### [Records for this exercise]

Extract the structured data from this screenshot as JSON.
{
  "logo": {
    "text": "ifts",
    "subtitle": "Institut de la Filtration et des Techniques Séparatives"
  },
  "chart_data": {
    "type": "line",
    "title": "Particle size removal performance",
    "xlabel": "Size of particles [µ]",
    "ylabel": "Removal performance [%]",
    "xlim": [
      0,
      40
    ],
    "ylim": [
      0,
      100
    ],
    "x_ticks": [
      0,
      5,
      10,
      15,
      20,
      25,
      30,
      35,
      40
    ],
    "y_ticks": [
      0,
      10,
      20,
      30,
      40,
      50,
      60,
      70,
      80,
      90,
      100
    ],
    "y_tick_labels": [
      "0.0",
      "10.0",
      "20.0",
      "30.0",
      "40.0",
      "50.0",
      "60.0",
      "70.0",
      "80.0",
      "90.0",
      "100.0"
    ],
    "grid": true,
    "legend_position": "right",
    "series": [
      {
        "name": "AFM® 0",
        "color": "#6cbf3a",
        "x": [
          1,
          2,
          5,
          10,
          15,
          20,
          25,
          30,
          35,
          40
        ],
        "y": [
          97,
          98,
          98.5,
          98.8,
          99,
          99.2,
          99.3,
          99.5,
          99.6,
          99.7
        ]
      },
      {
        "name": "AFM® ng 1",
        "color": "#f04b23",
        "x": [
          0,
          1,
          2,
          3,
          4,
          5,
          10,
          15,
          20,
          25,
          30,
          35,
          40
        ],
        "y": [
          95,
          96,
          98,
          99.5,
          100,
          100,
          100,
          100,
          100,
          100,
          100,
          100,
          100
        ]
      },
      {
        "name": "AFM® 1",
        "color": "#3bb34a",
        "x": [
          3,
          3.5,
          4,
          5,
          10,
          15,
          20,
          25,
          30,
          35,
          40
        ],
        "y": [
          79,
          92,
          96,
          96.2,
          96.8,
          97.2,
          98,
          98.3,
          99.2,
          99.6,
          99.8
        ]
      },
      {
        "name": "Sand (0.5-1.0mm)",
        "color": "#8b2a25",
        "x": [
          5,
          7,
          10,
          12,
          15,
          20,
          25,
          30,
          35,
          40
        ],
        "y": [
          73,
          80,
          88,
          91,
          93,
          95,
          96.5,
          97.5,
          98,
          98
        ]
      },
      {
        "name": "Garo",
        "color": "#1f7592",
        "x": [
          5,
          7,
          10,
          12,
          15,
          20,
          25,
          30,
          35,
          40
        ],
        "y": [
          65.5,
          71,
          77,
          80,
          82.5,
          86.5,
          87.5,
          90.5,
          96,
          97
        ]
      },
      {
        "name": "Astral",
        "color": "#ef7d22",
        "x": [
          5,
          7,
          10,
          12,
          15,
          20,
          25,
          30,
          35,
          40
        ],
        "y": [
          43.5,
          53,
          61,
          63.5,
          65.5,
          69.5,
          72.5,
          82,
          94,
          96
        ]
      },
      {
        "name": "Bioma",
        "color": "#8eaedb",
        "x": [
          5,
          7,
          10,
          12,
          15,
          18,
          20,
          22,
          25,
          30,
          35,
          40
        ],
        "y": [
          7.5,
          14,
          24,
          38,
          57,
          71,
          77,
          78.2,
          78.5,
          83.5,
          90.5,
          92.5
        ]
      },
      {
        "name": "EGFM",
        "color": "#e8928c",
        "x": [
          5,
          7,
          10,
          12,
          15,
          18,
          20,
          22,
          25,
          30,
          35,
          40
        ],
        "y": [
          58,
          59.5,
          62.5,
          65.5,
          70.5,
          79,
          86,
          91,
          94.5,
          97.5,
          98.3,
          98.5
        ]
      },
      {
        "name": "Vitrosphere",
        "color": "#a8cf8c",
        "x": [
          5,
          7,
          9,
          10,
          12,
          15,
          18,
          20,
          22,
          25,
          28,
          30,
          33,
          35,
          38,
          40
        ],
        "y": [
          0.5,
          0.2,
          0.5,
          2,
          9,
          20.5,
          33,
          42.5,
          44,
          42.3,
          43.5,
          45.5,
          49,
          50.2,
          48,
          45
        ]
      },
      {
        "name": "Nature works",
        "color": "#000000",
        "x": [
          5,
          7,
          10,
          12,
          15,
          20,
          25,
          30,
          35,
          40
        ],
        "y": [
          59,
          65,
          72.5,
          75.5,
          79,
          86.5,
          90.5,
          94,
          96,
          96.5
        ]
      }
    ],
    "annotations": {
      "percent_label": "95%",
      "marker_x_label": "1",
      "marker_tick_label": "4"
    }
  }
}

### [Prompt]
Every record shown above should be written out again exactly.

### [Task output]
Extract the structured data from this screenshot as JSON.
{
  "logo": {
    "text": "ifts",
    "subtitle": "Institut de la Filtration et des Techniques Séparatives"
  },
  "chart_data": {
    "type": "line",
    "title": "Particle size removal performance",
    "xlabel": "Size of particles [µ]",
    "ylabel": "Removal performance [%]",
    "xlim": [
      0,
      40
    ],
    "ylim": [
      0,
      100
    ],
    "x_ticks": [
      0,
      5,
      10,
      15,
      20,
      25,
      30,
      35,
      40
    ],
    "y_ticks": [
      0,
      10,
      20,
      30,
      40,
      50,
      60,
      70,
      80,
      90,
      100
    ],
    "y_tick_labels": [
      "0.0",
      "10.0",
      "20.0",
      "30.0",
      "40.0",
      "50.0",
      "60.0",
      "70.0",
      "80.0",
      "90.0",
      "100.0"
    ],
    "grid": true,
    "legend_position": "right",
    "series": [
      {
        "name": "AFM® 0",
        "color": "#6cbf3a",
        "x": [
          1,
          2,
          5,
          10,
          15,
          20,
          25,
          30,
          35,
          40
        ],
        "y": [
          97,
          98,
          98.5,
          98.8,
          99,
          99.2,
          99.3,
          99.5,
          99.6,
          99.7
        ]
      },
      {
        "name": "AFM® ng 1",
        "color": "#f04b23",
        "x": [
          0,
          1,
          2,
          3,
          4,
          5,
          10,
          15,
          20,
          25,
          30,
          35,
          40
        ],
        "y": [
          95,
          96,
          98,
          99.5,
          100,
          100,
          100,
          100,
          100,
          100,
          100,
          100,
          100
        ]
      },
      {
        "name": "AFM® 1",
        "color": "#3bb34a",
        "x": [
          3,
          3.5,
          4,
          5,
          10,
          15,
          20,
          25,
          30,
          35,
          40
        ],
        "y": [
          79,
          92,
          96,
          96.2,
          96.8,
          97.2,
          98,
          98.3,
          99.2,
          99.6,
          99.8
        ]
      },
      {
        "name": "Sand (0.5-1.0mm)",
        "color": "#8b2a25",
        "x": [
          5,
          7,
          10,
          12,
          15,
          20,
          25,
          30,
          35,
          40
        ],
        "y": [
          73,
          80,
          88,
          91,
          93,
          95,
          96.5,
          97.5,
          98,
          98
        ]
      },
      {
        "name": "Garo",
        "color": "#1f7592",
        "x": [
          5,
          7,
          10,
          12,
          15,
          20,
          25,
          30,
          35,
          40
        ],
        "y": [
          65.5,
          71,
          77,
          80,
          82.5,
          86.5,
          87.5,
          90.5,
          96,
          97
        ]
      },
      {
        "name": "Astral",
        "color": "#ef7d22",
        "x": [
          5,
          7,
          10,
          12,
          15,
          20,
          25,
          30,
          35,
          40
        ],
        "y": [
          43.5,
          53,
          61,
          63.5,
          65.5,
          69.5,
          72.5,
          82,
          94,
          96
        ]
      },
      {
        "name": "Bioma",
        "color": "#8eaedb",
        "x": [
          5,
          7,
          10,
          12,
          15,
          18,
          20,
          22,
          25,
          30,
          35,
          40
        ],
        "y": [
          7.5,
          14,
          24,
          38,
          57,
          71,
          77,
          78.2,
          78.5,
          83.5,
          90.5,
          92.5
        ]
      },
      {
        "name": "EGFM",
        "color": "#e8928c",
        "x": [
          5,
          7,
          10,
          12,
          15,
          18,
          20,
          22,
          25,
          30,
          35,
          40
        ],
        "y": [
          58,
          59.5,
          62.5,
          65.5,
          70.5,
          79,
          86,
          91,
          94.5,
          97.5,
          98.3,
          98.5
        ]
      },
      {
        "name": "Vitrosphere",
        "color": "#a8cf8c",
        "x": [
          5,
          7,
          9,
          10,
          12,
          15,
          18,
          20,
          22,
          25,
          28,
          30,
          33,
          35,
          38,
          40
        ],
        "y": [
          0.5,
          0.2,
          0.5,
          2,
          9,
          20.5,
          33,
          42.5,
          44,
          42.3,
          43.5,
          45.5,
          49,
          50.2,
          48,
          45
        ]
      },
      {
        "name": "Nature works",
        "color": "#000000",
        "x": [
          5,
          7,
          10,
          12,
          15,
          20,
          25,
          30,
          35,
          40
        ],
        "y": [
          59,
          65,
          72.5,
          75.5,
          79,
          86.5,
          90.5,
          94,
          96,
          96.5
        ]
      }
    ],
    "annotations": {
      "percent_label": "95%",
      "marker_x_label": "1",
      "marker_tick_label": "4"
    }
  }
}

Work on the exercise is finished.